**Exercise aim:**
Your task is to transcribe all the entries exactly, excluding pictures.

[Begin Exercise material]

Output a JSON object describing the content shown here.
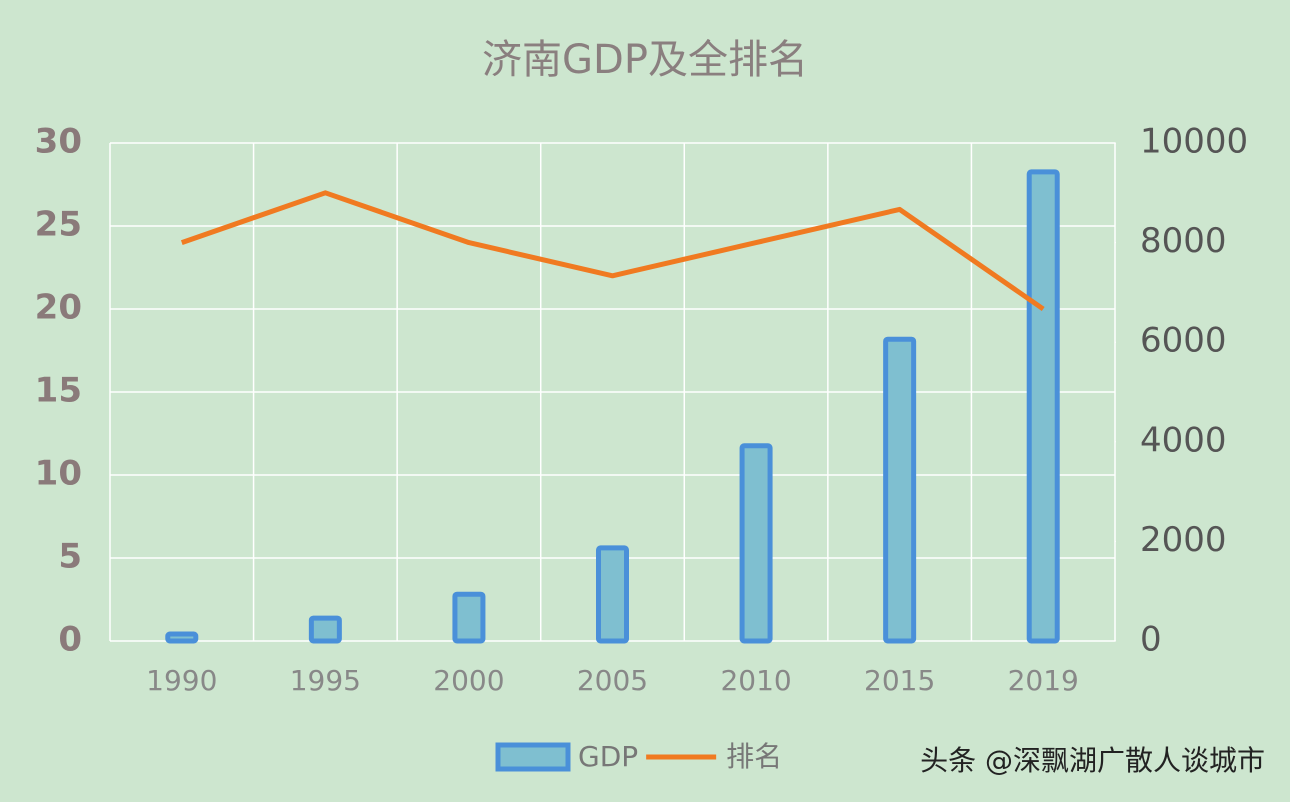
{
  "chart_data": {
    "type": "bar-line",
    "title": "济南GDP及全排名",
    "categories": [
      "1990",
      "1995",
      "2000",
      "2005",
      "2010",
      "2015",
      "2019"
    ],
    "series": [
      {
        "name": "GDP",
        "type": "bar",
        "axis": "y2",
        "color": "#7fbfd0",
        "values": [
          140,
          460,
          940,
          1870,
          3920,
          6060,
          9420
        ]
      },
      {
        "name": "排名",
        "type": "line",
        "axis": "y",
        "color": "#f07a21",
        "values": [
          24,
          27,
          24,
          22,
          24,
          26,
          20
        ]
      }
    ],
    "ylim": [
      0,
      30
    ],
    "yticks": [
      0,
      5,
      10,
      15,
      20,
      25,
      30
    ],
    "y2lim": [
      0,
      10000
    ],
    "y2ticks": [
      0,
      2000,
      4000,
      6000,
      8000,
      10000
    ],
    "grid": true,
    "legend": "bottom",
    "watermark": "头条 @深飘湖广散人谈城市"
  }
}
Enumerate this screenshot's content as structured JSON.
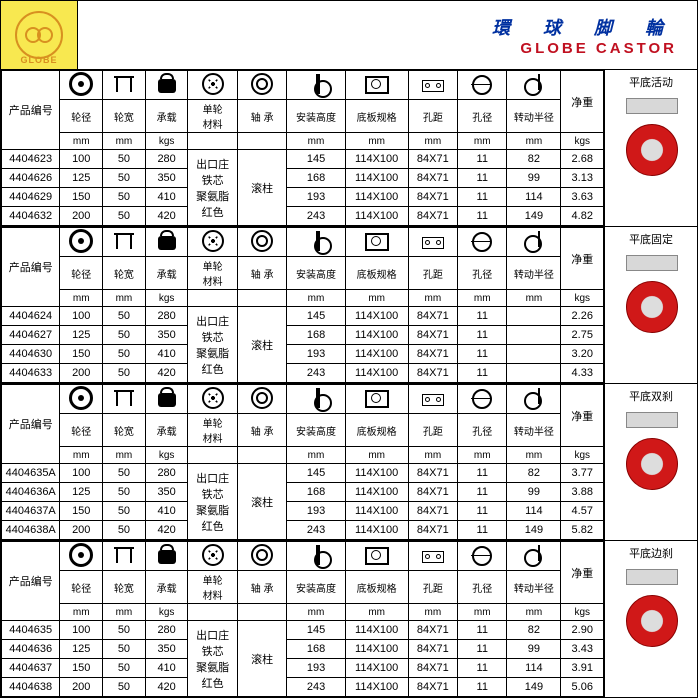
{
  "header": {
    "cn": "環 球 脚 輪",
    "en": "GLOBE   CASTOR",
    "logo": "GLOBE"
  },
  "labels": {
    "code": "产品编号",
    "cols": [
      "轮径",
      "轮宽",
      "承载",
      "单轮\n材料",
      "轴 承",
      "安装高度",
      "底板规格",
      "孔距",
      "孔径",
      "转动半径",
      "净重"
    ],
    "units": [
      "mm",
      "mm",
      "kgs",
      "",
      "",
      "mm",
      "mm",
      "mm",
      "mm",
      "mm",
      "kgs"
    ],
    "material": "出口庄\n铁芯\n聚氨脂\n红色",
    "bearing": "滚柱"
  },
  "sections": [
    {
      "caption": "平底活动",
      "rows": [
        [
          "4404623",
          "100",
          "50",
          "280",
          "145",
          "114X100",
          "84X71",
          "11",
          "82",
          "2.68"
        ],
        [
          "4404626",
          "125",
          "50",
          "350",
          "168",
          "114X100",
          "84X71",
          "11",
          "99",
          "3.13"
        ],
        [
          "4404629",
          "150",
          "50",
          "410",
          "193",
          "114X100",
          "84X71",
          "11",
          "114",
          "3.63"
        ],
        [
          "4404632",
          "200",
          "50",
          "420",
          "243",
          "114X100",
          "84X71",
          "11",
          "149",
          "4.82"
        ]
      ]
    },
    {
      "caption": "平底固定",
      "rows": [
        [
          "4404624",
          "100",
          "50",
          "280",
          "145",
          "114X100",
          "84X71",
          "11",
          "",
          "2.26"
        ],
        [
          "4404627",
          "125",
          "50",
          "350",
          "168",
          "114X100",
          "84X71",
          "11",
          "",
          "2.75"
        ],
        [
          "4404630",
          "150",
          "50",
          "410",
          "193",
          "114X100",
          "84X71",
          "11",
          "",
          "3.20"
        ],
        [
          "4404633",
          "200",
          "50",
          "420",
          "243",
          "114X100",
          "84X71",
          "11",
          "",
          "4.33"
        ]
      ]
    },
    {
      "caption": "平底双刹",
      "rows": [
        [
          "4404635A",
          "100",
          "50",
          "280",
          "145",
          "114X100",
          "84X71",
          "11",
          "82",
          "3.77"
        ],
        [
          "4404636A",
          "125",
          "50",
          "350",
          "168",
          "114X100",
          "84X71",
          "11",
          "99",
          "3.88"
        ],
        [
          "4404637A",
          "150",
          "50",
          "410",
          "193",
          "114X100",
          "84X71",
          "11",
          "114",
          "4.57"
        ],
        [
          "4404638A",
          "200",
          "50",
          "420",
          "243",
          "114X100",
          "84X71",
          "11",
          "149",
          "5.82"
        ]
      ]
    },
    {
      "caption": "平底边刹",
      "rows": [
        [
          "4404635",
          "100",
          "50",
          "280",
          "145",
          "114X100",
          "84X71",
          "11",
          "82",
          "2.90"
        ],
        [
          "4404636",
          "125",
          "50",
          "350",
          "168",
          "114X100",
          "84X71",
          "11",
          "99",
          "3.43"
        ],
        [
          "4404637",
          "150",
          "50",
          "410",
          "193",
          "114X100",
          "84X71",
          "11",
          "114",
          "3.91"
        ],
        [
          "4404638",
          "200",
          "50",
          "420",
          "243",
          "114X100",
          "84X71",
          "11",
          "149",
          "5.06"
        ]
      ]
    }
  ]
}
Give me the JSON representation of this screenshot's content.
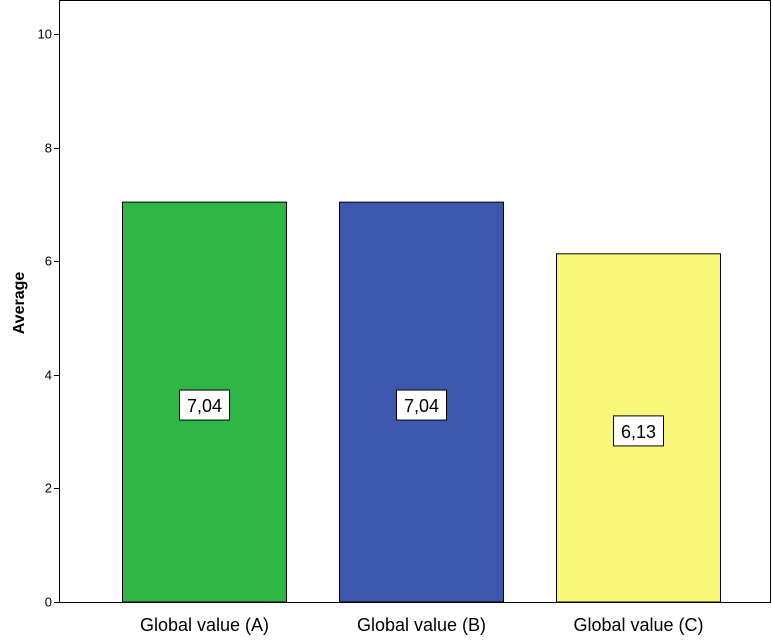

[End Exercise material]

**Task result:**
Output a JSON object describing the content shown here.
{
  "chart_data": {
    "type": "bar-line",
    "title": "济南GDP及全排名",
    "categories": [
      "1990",
      "1995",
      "2000",
      "2005",
      "2010",
      "2015",
      "2019"
    ],
    "series": [
      {
        "name": "GDP",
        "type": "bar",
        "axis": "y2",
        "color": "#7fbfd0",
        "values": [
          140,
          460,
          940,
          1870,
          3920,
          6060,
          9420
        ]
      },
      {
        "name": "排名",
        "type": "line",
        "axis": "y",
        "color": "#f07a21",
        "values": [
          24,
          27,
          24,
          22,
          24,
          26,
          20
        ]
      }
    ],
    "ylim": [
      0,
      30
    ],
    "yticks": [
      0,
      5,
      10,
      15,
      20,
      25,
      30
    ],
    "y2lim": [
      0,
      10000
    ],
    "y2ticks": [
      0,
      2000,
      4000,
      6000,
      8000,
      10000
    ],
    "grid": true,
    "legend": "bottom",
    "watermark": "头条 @深飘湖广散人谈城市"
  }
}
Enumerate this screenshot's content as structured JSON.
{
  "header": {
    "cn": "環 球 脚 輪",
    "en": "GLOBE   CASTOR",
    "logo": "GLOBE"
  },
  "labels": {
    "code": "产品编号",
    "cols": [
      "轮径",
      "轮宽",
      "承载",
      "单轮\n材料",
      "轴 承",
      "安装高度",
      "底板规格",
      "孔距",
      "孔径",
      "转动半径",
      "净重"
    ],
    "units": [
      "mm",
      "mm",
      "kgs",
      "",
      "",
      "mm",
      "mm",
      "mm",
      "mm",
      "mm",
      "kgs"
    ],
    "material": "出口庄\n铁芯\n聚氨脂\n红色",
    "bearing": "滚柱"
  },
  "sections": [
    {
      "caption": "平底活动",
      "rows": [
        [
          "4404623",
          "100",
          "50",
          "280",
          "145",
          "114X100",
          "84X71",
          "11",
          "82",
          "2.68"
        ],
        [
          "4404626",
          "125",
          "50",
          "350",
          "168",
          "114X100",
          "84X71",
          "11",
          "99",
          "3.13"
        ],
        [
          "4404629",
          "150",
          "50",
          "410",
          "193",
          "114X100",
          "84X71",
          "11",
          "114",
          "3.63"
        ],
        [
          "4404632",
          "200",
          "50",
          "420",
          "243",
          "114X100",
          "84X71",
          "11",
          "149",
          "4.82"
        ]
      ]
    },
    {
      "caption": "平底固定",
      "rows": [
        [
          "4404624",
          "100",
          "50",
          "280",
          "145",
          "114X100",
          "84X71",
          "11",
          "",
          "2.26"
        ],
        [
          "4404627",
          "125",
          "50",
          "350",
          "168",
          "114X100",
          "84X71",
          "11",
          "",
          "2.75"
        ],
        [
          "4404630",
          "150",
          "50",
          "410",
          "193",
          "114X100",
          "84X71",
          "11",
          "",
          "3.20"
        ],
        [
          "4404633",
          "200",
          "50",
          "420",
          "243",
          "114X100",
          "84X71",
          "11",
          "",
          "4.33"
        ]
      ]
    },
    {
      "caption": "平底双刹",
      "rows": [
        [
          "4404635A",
          "100",
          "50",
          "280",
          "145",
          "114X100",
          "84X71",
          "11",
          "82",
          "3.77"
        ],
        [
          "4404636A",
          "125",
          "50",
          "350",
          "168",
          "114X100",
          "84X71",
          "11",
          "99",
          "3.88"
        ],
        [
          "4404637A",
          "150",
          "50",
          "410",
          "193",
          "114X100",
          "84X71",
          "11",
          "114",
          "4.57"
        ],
        [
          "4404638A",
          "200",
          "50",
          "420",
          "243",
          "114X100",
          "84X71",
          "11",
          "149",
          "5.82"
        ]
      ]
    },
    {
      "caption": "平底边刹",
      "rows": [
        [
          "4404635",
          "100",
          "50",
          "280",
          "145",
          "114X100",
          "84X71",
          "11",
          "82",
          "2.90"
        ],
        [
          "4404636",
          "125",
          "50",
          "350",
          "168",
          "114X100",
          "84X71",
          "11",
          "99",
          "3.43"
        ],
        [
          "4404637",
          "150",
          "50",
          "410",
          "193",
          "114X100",
          "84X71",
          "11",
          "114",
          "3.91"
        ],
        [
          "4404638",
          "200",
          "50",
          "420",
          "243",
          "114X100",
          "84X71",
          "11",
          "149",
          "5.06"
        ]
      ]
    }
  ]
}
Give me the JSON representation of this screenshot's content.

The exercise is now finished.